Aim: Restate the data exactly as given and keep the pictures out.

** START Input for this task **

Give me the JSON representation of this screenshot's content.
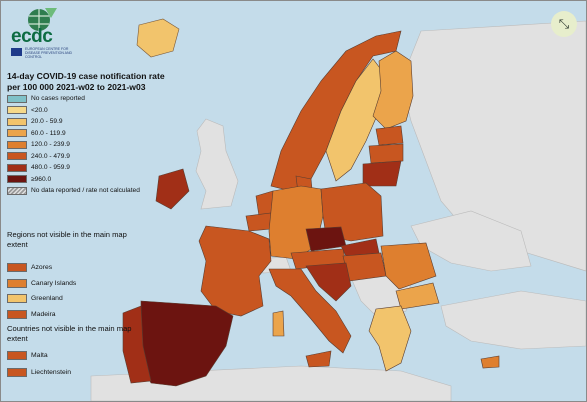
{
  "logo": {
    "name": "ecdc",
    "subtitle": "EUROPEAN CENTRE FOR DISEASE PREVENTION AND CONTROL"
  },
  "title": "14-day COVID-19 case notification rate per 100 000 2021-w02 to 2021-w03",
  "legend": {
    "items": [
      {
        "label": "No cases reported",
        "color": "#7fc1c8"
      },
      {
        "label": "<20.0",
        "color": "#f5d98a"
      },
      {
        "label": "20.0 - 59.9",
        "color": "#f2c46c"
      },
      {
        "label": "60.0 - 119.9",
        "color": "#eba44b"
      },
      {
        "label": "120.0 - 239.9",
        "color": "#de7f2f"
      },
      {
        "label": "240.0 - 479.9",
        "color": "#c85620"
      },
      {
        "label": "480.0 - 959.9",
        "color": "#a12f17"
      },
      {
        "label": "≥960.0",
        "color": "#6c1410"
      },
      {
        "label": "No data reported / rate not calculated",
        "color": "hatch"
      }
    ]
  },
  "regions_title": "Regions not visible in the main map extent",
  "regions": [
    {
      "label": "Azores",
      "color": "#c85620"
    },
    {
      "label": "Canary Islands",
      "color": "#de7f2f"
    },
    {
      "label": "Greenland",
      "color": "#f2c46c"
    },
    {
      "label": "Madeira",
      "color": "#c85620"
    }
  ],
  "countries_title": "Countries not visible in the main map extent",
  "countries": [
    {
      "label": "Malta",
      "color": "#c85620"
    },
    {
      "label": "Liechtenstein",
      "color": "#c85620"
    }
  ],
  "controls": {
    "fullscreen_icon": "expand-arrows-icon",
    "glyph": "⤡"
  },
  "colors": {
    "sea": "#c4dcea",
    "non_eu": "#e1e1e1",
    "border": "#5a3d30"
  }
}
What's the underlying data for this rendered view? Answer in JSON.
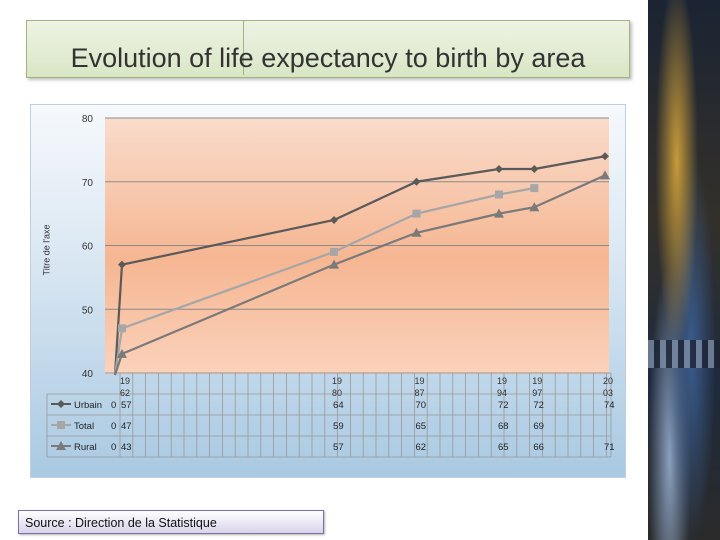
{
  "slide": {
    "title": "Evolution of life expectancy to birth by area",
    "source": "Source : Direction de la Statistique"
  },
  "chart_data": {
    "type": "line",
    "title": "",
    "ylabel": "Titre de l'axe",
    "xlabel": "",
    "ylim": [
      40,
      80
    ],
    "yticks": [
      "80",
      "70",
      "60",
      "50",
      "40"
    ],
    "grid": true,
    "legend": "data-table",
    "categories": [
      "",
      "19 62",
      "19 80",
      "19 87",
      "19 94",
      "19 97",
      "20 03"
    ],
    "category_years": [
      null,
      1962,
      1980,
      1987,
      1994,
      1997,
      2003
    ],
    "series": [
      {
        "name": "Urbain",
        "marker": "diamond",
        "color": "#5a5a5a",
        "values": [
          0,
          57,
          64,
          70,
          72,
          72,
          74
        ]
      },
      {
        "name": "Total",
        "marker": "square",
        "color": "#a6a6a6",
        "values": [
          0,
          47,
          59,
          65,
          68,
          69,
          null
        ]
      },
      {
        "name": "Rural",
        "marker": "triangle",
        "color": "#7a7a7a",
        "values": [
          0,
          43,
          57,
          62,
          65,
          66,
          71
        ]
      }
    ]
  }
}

** END Input for this task **

Complete answer:
Give me the JSON representation of this screenshot's content.
{
  "logo": {
    "name": "ecdc",
    "subtitle": "EUROPEAN CENTRE FOR DISEASE PREVENTION AND CONTROL"
  },
  "title": "14-day COVID-19 case notification rate per 100 000 2021-w02 to 2021-w03",
  "legend": {
    "items": [
      {
        "label": "No cases reported",
        "color": "#7fc1c8"
      },
      {
        "label": "<20.0",
        "color": "#f5d98a"
      },
      {
        "label": "20.0 - 59.9",
        "color": "#f2c46c"
      },
      {
        "label": "60.0 - 119.9",
        "color": "#eba44b"
      },
      {
        "label": "120.0 - 239.9",
        "color": "#de7f2f"
      },
      {
        "label": "240.0 - 479.9",
        "color": "#c85620"
      },
      {
        "label": "480.0 - 959.9",
        "color": "#a12f17"
      },
      {
        "label": "≥960.0",
        "color": "#6c1410"
      },
      {
        "label": "No data reported / rate not calculated",
        "color": "hatch"
      }
    ]
  },
  "regions_title": "Regions not visible in the main map extent",
  "regions": [
    {
      "label": "Azores",
      "color": "#c85620"
    },
    {
      "label": "Canary Islands",
      "color": "#de7f2f"
    },
    {
      "label": "Greenland",
      "color": "#f2c46c"
    },
    {
      "label": "Madeira",
      "color": "#c85620"
    }
  ],
  "countries_title": "Countries not visible in the main map extent",
  "countries": [
    {
      "label": "Malta",
      "color": "#c85620"
    },
    {
      "label": "Liechtenstein",
      "color": "#c85620"
    }
  ],
  "controls": {
    "fullscreen_icon": "expand-arrows-icon",
    "glyph": "⤡"
  },
  "colors": {
    "sea": "#c4dcea",
    "non_eu": "#e1e1e1",
    "border": "#5a3d30"
  }
}
What's the underlying data for this rendered view? Answer in JSON.
{
  "slide": {
    "title": "Evolution of life expectancy to birth by area",
    "source": "Source : Direction de la Statistique"
  },
  "chart_data": {
    "type": "line",
    "title": "",
    "ylabel": "Titre de l'axe",
    "xlabel": "",
    "ylim": [
      40,
      80
    ],
    "yticks": [
      "80",
      "70",
      "60",
      "50",
      "40"
    ],
    "grid": true,
    "legend": "data-table",
    "categories": [
      "",
      "19 62",
      "19 80",
      "19 87",
      "19 94",
      "19 97",
      "20 03"
    ],
    "category_years": [
      null,
      1962,
      1980,
      1987,
      1994,
      1997,
      2003
    ],
    "series": [
      {
        "name": "Urbain",
        "marker": "diamond",
        "color": "#5a5a5a",
        "values": [
          0,
          57,
          64,
          70,
          72,
          72,
          74
        ]
      },
      {
        "name": "Total",
        "marker": "square",
        "color": "#a6a6a6",
        "values": [
          0,
          47,
          59,
          65,
          68,
          69,
          null
        ]
      },
      {
        "name": "Rural",
        "marker": "triangle",
        "color": "#7a7a7a",
        "values": [
          0,
          43,
          57,
          62,
          65,
          66,
          71
        ]
      }
    ]
  }
}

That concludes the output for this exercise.